[Collected data entries]
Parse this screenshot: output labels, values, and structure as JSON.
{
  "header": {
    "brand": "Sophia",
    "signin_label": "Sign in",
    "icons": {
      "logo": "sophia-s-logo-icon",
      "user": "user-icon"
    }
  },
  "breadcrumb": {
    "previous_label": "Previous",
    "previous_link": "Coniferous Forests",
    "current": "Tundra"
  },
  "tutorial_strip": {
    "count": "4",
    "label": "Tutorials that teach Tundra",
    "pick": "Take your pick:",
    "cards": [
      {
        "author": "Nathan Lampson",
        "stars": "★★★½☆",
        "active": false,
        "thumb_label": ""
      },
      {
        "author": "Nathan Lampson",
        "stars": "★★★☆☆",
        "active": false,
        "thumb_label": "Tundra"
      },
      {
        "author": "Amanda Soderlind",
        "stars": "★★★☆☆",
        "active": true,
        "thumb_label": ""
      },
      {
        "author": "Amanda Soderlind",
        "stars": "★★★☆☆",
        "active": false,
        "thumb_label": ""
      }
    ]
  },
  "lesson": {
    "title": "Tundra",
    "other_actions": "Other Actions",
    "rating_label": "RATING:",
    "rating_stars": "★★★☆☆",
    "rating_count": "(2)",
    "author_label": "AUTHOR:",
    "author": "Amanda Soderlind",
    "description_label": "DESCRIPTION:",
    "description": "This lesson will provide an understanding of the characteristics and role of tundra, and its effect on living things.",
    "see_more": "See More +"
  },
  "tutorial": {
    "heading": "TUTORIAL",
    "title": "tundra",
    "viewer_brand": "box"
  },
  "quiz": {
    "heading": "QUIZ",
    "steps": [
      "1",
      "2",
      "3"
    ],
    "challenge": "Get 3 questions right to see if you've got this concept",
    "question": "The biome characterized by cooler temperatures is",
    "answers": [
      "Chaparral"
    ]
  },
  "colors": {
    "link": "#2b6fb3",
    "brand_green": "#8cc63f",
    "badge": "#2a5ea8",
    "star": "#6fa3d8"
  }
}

• **WRITTEN EXERCISE**: Return the full listing, character for character.

• **EXERCISE RESULT**:
Parse this screenshot: output labels, values, and structure as JSON.
{
  "header": {
    "brand": "Sophia",
    "signin_label": "Sign in",
    "icons": {
      "logo": "sophia-s-logo-icon",
      "user": "user-icon"
    }
  },
  "breadcrumb": {
    "previous_label": "Previous",
    "previous_link": "Coniferous Forests",
    "current": "Tundra"
  },
  "tutorial_strip": {
    "count": "4",
    "label": "Tutorials that teach Tundra",
    "pick": "Take your pick:",
    "cards": [
      {
        "author": "Nathan Lampson",
        "stars": "★★★½☆",
        "active": false,
        "thumb_label": ""
      },
      {
        "author": "Nathan Lampson",
        "stars": "★★★☆☆",
        "active": false,
        "thumb_label": "Tundra"
      },
      {
        "author": "Amanda Soderlind",
        "stars": "★★★☆☆",
        "active": true,
        "thumb_label": ""
      },
      {
        "author": "Amanda Soderlind",
        "stars": "★★★☆☆",
        "active": false,
        "thumb_label": ""
      }
    ]
  },
  "lesson": {
    "title": "Tundra",
    "other_actions": "Other Actions",
    "rating_label": "RATING:",
    "rating_stars": "★★★☆☆",
    "rating_count": "(2)",
    "author_label": "AUTHOR:",
    "author": "Amanda Soderlind",
    "description_label": "DESCRIPTION:",
    "description": "This lesson will provide an understanding of the characteristics and role of tundra, and its effect on living things.",
    "see_more": "See More +"
  },
  "tutorial": {
    "heading": "TUTORIAL",
    "title": "tundra",
    "viewer_brand": "box"
  },
  "quiz": {
    "heading": "QUIZ",
    "steps": [
      "1",
      "2",
      "3"
    ],
    "challenge": "Get 3 questions right to see if you've got this concept",
    "question": "The biome characterized by cooler temperatures is",
    "answers": [
      "Chaparral"
    ]
  },
  "colors": {
    "link": "#2b6fb3",
    "brand_green": "#8cc63f",
    "badge": "#2a5ea8",
    "star": "#6fa3d8"
  }
}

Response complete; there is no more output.